** RECORDS SHOWN **
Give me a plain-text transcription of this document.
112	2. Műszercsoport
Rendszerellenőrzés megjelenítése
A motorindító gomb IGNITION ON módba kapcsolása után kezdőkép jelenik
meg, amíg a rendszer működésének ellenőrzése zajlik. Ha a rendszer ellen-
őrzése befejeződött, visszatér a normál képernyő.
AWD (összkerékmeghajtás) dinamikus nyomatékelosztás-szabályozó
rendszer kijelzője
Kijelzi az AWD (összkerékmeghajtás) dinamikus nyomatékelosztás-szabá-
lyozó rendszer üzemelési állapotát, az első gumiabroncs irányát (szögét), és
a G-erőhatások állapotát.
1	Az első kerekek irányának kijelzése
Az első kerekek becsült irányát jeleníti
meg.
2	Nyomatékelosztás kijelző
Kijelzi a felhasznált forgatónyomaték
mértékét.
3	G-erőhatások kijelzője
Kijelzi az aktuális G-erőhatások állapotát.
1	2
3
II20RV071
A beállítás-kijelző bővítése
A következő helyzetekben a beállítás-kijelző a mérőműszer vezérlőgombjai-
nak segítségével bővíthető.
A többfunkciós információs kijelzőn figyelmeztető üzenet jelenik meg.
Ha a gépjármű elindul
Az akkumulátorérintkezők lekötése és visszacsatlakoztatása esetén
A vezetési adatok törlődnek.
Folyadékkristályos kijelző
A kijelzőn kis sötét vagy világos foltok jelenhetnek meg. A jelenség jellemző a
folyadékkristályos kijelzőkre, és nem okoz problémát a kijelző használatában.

** STATED EXERCISE **
In the entries above, find each line with the word "kerekek" and show it.

** ANSWER TO THE EXERCISE **
1	Az első kerekek irányának kijelzése
Az első kerekek becsült irányát jeleníti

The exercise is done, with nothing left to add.